• _SUPPLIED MATERIAL_
================================
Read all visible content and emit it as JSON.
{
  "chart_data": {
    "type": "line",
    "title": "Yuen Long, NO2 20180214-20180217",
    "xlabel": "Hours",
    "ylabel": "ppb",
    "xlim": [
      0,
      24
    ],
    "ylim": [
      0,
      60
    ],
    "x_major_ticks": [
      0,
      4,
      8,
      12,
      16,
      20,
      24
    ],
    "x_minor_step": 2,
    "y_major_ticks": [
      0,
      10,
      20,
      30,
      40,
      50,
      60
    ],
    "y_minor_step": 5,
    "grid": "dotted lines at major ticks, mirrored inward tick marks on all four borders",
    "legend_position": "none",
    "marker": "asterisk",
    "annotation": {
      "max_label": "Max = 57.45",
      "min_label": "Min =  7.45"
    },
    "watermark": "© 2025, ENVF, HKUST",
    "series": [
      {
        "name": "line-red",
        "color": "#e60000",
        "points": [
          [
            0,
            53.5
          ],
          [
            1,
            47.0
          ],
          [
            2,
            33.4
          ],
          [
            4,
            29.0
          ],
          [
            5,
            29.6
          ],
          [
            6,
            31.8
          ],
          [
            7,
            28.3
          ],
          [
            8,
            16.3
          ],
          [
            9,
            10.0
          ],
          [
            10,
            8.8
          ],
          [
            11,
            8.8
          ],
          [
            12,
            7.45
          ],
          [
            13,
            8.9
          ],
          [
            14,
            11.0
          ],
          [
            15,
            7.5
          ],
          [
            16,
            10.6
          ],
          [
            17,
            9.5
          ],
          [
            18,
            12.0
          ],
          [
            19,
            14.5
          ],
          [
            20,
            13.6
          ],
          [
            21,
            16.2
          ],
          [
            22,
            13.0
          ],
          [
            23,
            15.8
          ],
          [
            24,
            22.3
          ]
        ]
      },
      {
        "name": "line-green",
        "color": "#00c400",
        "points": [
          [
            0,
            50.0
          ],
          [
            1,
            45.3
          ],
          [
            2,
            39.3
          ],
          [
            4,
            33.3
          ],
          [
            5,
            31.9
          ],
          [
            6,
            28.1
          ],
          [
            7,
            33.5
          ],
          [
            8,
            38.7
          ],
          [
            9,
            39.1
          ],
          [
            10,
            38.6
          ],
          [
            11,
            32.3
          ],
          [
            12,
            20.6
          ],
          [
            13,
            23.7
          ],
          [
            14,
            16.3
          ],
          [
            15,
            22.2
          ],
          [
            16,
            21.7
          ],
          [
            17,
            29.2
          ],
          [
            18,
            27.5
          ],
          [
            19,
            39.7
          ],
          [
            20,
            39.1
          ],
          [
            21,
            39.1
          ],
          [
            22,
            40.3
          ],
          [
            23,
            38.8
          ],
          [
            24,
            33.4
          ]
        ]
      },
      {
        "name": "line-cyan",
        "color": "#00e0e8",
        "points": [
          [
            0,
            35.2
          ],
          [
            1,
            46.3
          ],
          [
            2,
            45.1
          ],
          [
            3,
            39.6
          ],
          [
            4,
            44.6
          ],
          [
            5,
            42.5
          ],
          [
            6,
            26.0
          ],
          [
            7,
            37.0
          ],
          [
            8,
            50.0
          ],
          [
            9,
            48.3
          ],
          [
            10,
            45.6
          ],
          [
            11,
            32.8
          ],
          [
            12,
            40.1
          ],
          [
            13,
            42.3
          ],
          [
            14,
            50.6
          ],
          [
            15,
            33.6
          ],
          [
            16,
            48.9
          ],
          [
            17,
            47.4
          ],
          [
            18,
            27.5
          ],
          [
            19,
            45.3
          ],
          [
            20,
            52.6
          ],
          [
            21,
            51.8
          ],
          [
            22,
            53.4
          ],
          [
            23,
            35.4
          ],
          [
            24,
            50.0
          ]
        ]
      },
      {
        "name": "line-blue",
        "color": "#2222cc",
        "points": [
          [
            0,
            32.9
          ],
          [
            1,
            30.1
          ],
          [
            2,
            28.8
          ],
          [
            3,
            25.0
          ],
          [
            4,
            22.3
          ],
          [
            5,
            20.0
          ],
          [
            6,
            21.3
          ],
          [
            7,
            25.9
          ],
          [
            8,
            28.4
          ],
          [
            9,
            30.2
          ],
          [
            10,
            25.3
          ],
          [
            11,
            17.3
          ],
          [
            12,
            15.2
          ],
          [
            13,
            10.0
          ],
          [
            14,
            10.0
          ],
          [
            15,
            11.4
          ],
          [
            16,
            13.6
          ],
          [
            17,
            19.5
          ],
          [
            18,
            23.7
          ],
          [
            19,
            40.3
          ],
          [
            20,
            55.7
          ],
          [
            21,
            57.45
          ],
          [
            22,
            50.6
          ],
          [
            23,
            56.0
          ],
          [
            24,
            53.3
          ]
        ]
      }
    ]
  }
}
================================
• _GIVEN INSTRUCTION_
All lines of the data above that include the word "name" must be shown.

• _ANSWER IN FULL_
        "name": "line-red",
        "name": "line-green",
        "name": "line-cyan",
        "name": "line-blue",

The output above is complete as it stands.